### [Exercise directions]
Restate the listing below word for word, omitting any images.

▬▬▬▬▬▬

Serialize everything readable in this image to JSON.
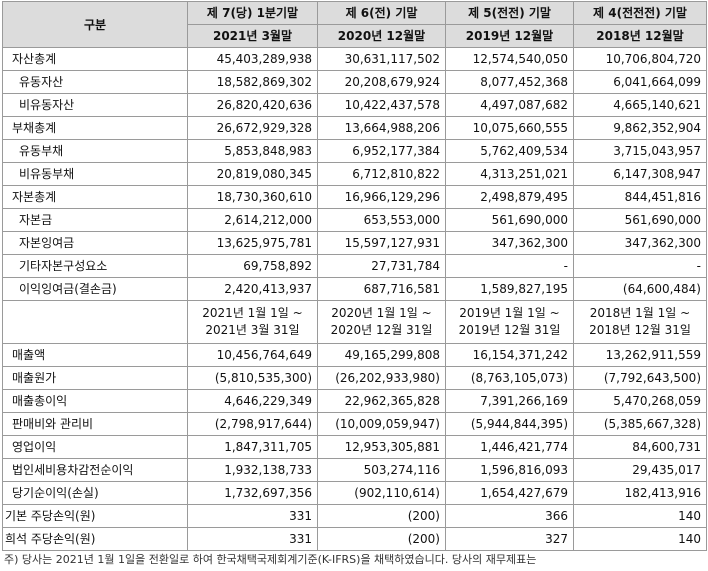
{
  "header": {
    "category": "구분",
    "periods": [
      "제 7(당) 1분기말",
      "제 6(전) 기말",
      "제 5(전전) 기말",
      "제 4(전전전) 기말"
    ],
    "dates": [
      "2021년 3월말",
      "2020년 12월말",
      "2019년 12월말",
      "2018년 12월말"
    ]
  },
  "balance_rows": [
    {
      "label": "자산총계",
      "indent": 1,
      "values": [
        "45,403,289,938",
        "30,631,117,502",
        "12,574,540,050",
        "10,706,804,720"
      ]
    },
    {
      "label": "유동자산",
      "indent": 2,
      "values": [
        "18,582,869,302",
        "20,208,679,924",
        "8,077,452,368",
        "6,041,664,099"
      ]
    },
    {
      "label": "비유동자산",
      "indent": 2,
      "values": [
        "26,820,420,636",
        "10,422,437,578",
        "4,497,087,682",
        "4,665,140,621"
      ]
    },
    {
      "label": "부채총계",
      "indent": 1,
      "values": [
        "26,672,929,328",
        "13,664,988,206",
        "10,075,660,555",
        "9,862,352,904"
      ]
    },
    {
      "label": "유동부채",
      "indent": 2,
      "values": [
        "5,853,848,983",
        "6,952,177,384",
        "5,762,409,534",
        "3,715,043,957"
      ]
    },
    {
      "label": "비유동부채",
      "indent": 2,
      "values": [
        "20,819,080,345",
        "6,712,810,822",
        "4,313,251,021",
        "6,147,308,947"
      ]
    },
    {
      "label": "자본총계",
      "indent": 1,
      "values": [
        "18,730,360,610",
        "16,966,129,296",
        "2,498,879,495",
        "844,451,816"
      ]
    },
    {
      "label": "자본금",
      "indent": 2,
      "values": [
        "2,614,212,000",
        "653,553,000",
        "561,690,000",
        "561,690,000"
      ]
    },
    {
      "label": "자본잉여금",
      "indent": 2,
      "values": [
        "13,625,975,781",
        "15,597,127,931",
        "347,362,300",
        "347,362,300"
      ]
    },
    {
      "label": "기타자본구성요소",
      "indent": 2,
      "values": [
        "69,758,892",
        "27,731,784",
        "-",
        "-"
      ]
    },
    {
      "label": "이익잉여금(결손금)",
      "indent": 2,
      "values": [
        "2,420,413,937",
        "687,716,581",
        "1,589,827,195",
        "(64,600,484)"
      ]
    }
  ],
  "period_ranges": [
    [
      "2021년 1월 1일 ~",
      "2021년 3월 31일"
    ],
    [
      "2020년 1월 1일 ~",
      "2020년 12월 31일"
    ],
    [
      "2019년 1월 1일 ~",
      "2019년 12월 31일"
    ],
    [
      "2018년 1월 1일 ~",
      "2018년 12월 31일"
    ]
  ],
  "income_rows": [
    {
      "label": "매출액",
      "indent": 1,
      "values": [
        "10,456,764,649",
        "49,165,299,808",
        "16,154,371,242",
        "13,262,911,559"
      ]
    },
    {
      "label": "매출원가",
      "indent": 1,
      "values": [
        "(5,810,535,300)",
        "(26,202,933,980)",
        "(8,763,105,073)",
        "(7,792,643,500)"
      ]
    },
    {
      "label": "매출총이익",
      "indent": 1,
      "values": [
        "4,646,229,349",
        "22,962,365,828",
        "7,391,266,169",
        "5,470,268,059"
      ]
    },
    {
      "label": "판매비와 관리비",
      "indent": 1,
      "values": [
        "(2,798,917,644)",
        "(10,009,059,947)",
        "(5,944,844,395)",
        "(5,385,667,328)"
      ]
    },
    {
      "label": "영업이익",
      "indent": 1,
      "values": [
        "1,847,311,705",
        "12,953,305,881",
        "1,446,421,774",
        "84,600,731"
      ]
    },
    {
      "label": "법인세비용차감전순이익",
      "indent": 1,
      "values": [
        "1,932,138,733",
        "503,274,116",
        "1,596,816,093",
        "29,435,017"
      ]
    },
    {
      "label": "당기순이익(손실)",
      "indent": 1,
      "values": [
        "1,732,697,356",
        "(902,110,614)",
        "1,654,427,679",
        "182,413,916"
      ]
    },
    {
      "label": "기본 주당손익(원)",
      "indent": 0,
      "values": [
        "331",
        "(200)",
        "366",
        "140"
      ]
    },
    {
      "label": "희석 주당손익(원)",
      "indent": 0,
      "values": [
        "331",
        "(200)",
        "327",
        "140"
      ]
    }
  ],
  "footnote": "주) 당사는 2021년 1월 1일을 전환일로 하여 한국채택국제회계기준(K-IFRS)을 채택하였습니다. 당사의 재무제표는"
}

▬▬▬▬▬▬

### [Output of the task]
Serialize everything readable in this image to JSON.
{
  "header": {
    "category": "구분",
    "periods": [
      "제 7(당) 1분기말",
      "제 6(전) 기말",
      "제 5(전전) 기말",
      "제 4(전전전) 기말"
    ],
    "dates": [
      "2021년 3월말",
      "2020년 12월말",
      "2019년 12월말",
      "2018년 12월말"
    ]
  },
  "balance_rows": [
    {
      "label": "자산총계",
      "indent": 1,
      "values": [
        "45,403,289,938",
        "30,631,117,502",
        "12,574,540,050",
        "10,706,804,720"
      ]
    },
    {
      "label": "유동자산",
      "indent": 2,
      "values": [
        "18,582,869,302",
        "20,208,679,924",
        "8,077,452,368",
        "6,041,664,099"
      ]
    },
    {
      "label": "비유동자산",
      "indent": 2,
      "values": [
        "26,820,420,636",
        "10,422,437,578",
        "4,497,087,682",
        "4,665,140,621"
      ]
    },
    {
      "label": "부채총계",
      "indent": 1,
      "values": [
        "26,672,929,328",
        "13,664,988,206",
        "10,075,660,555",
        "9,862,352,904"
      ]
    },
    {
      "label": "유동부채",
      "indent": 2,
      "values": [
        "5,853,848,983",
        "6,952,177,384",
        "5,762,409,534",
        "3,715,043,957"
      ]
    },
    {
      "label": "비유동부채",
      "indent": 2,
      "values": [
        "20,819,080,345",
        "6,712,810,822",
        "4,313,251,021",
        "6,147,308,947"
      ]
    },
    {
      "label": "자본총계",
      "indent": 1,
      "values": [
        "18,730,360,610",
        "16,966,129,296",
        "2,498,879,495",
        "844,451,816"
      ]
    },
    {
      "label": "자본금",
      "indent": 2,
      "values": [
        "2,614,212,000",
        "653,553,000",
        "561,690,000",
        "561,690,000"
      ]
    },
    {
      "label": "자본잉여금",
      "indent": 2,
      "values": [
        "13,625,975,781",
        "15,597,127,931",
        "347,362,300",
        "347,362,300"
      ]
    },
    {
      "label": "기타자본구성요소",
      "indent": 2,
      "values": [
        "69,758,892",
        "27,731,784",
        "-",
        "-"
      ]
    },
    {
      "label": "이익잉여금(결손금)",
      "indent": 2,
      "values": [
        "2,420,413,937",
        "687,716,581",
        "1,589,827,195",
        "(64,600,484)"
      ]
    }
  ],
  "period_ranges": [
    [
      "2021년 1월 1일 ~",
      "2021년 3월 31일"
    ],
    [
      "2020년 1월 1일 ~",
      "2020년 12월 31일"
    ],
    [
      "2019년 1월 1일 ~",
      "2019년 12월 31일"
    ],
    [
      "2018년 1월 1일 ~",
      "2018년 12월 31일"
    ]
  ],
  "income_rows": [
    {
      "label": "매출액",
      "indent": 1,
      "values": [
        "10,456,764,649",
        "49,165,299,808",
        "16,154,371,242",
        "13,262,911,559"
      ]
    },
    {
      "label": "매출원가",
      "indent": 1,
      "values": [
        "(5,810,535,300)",
        "(26,202,933,980)",
        "(8,763,105,073)",
        "(7,792,643,500)"
      ]
    },
    {
      "label": "매출총이익",
      "indent": 1,
      "values": [
        "4,646,229,349",
        "22,962,365,828",
        "7,391,266,169",
        "5,470,268,059"
      ]
    },
    {
      "label": "판매비와 관리비",
      "indent": 1,
      "values": [
        "(2,798,917,644)",
        "(10,009,059,947)",
        "(5,944,844,395)",
        "(5,385,667,328)"
      ]
    },
    {
      "label": "영업이익",
      "indent": 1,
      "values": [
        "1,847,311,705",
        "12,953,305,881",
        "1,446,421,774",
        "84,600,731"
      ]
    },
    {
      "label": "법인세비용차감전순이익",
      "indent": 1,
      "values": [
        "1,932,138,733",
        "503,274,116",
        "1,596,816,093",
        "29,435,017"
      ]
    },
    {
      "label": "당기순이익(손실)",
      "indent": 1,
      "values": [
        "1,732,697,356",
        "(902,110,614)",
        "1,654,427,679",
        "182,413,916"
      ]
    },
    {
      "label": "기본 주당손익(원)",
      "indent": 0,
      "values": [
        "331",
        "(200)",
        "366",
        "140"
      ]
    },
    {
      "label": "희석 주당손익(원)",
      "indent": 0,
      "values": [
        "331",
        "(200)",
        "327",
        "140"
      ]
    }
  ],
  "footnote": "주) 당사는 2021년 1월 1일을 전환일로 하여 한국채택국제회계기준(K-IFRS)을 채택하였습니다. 당사의 재무제표는"
}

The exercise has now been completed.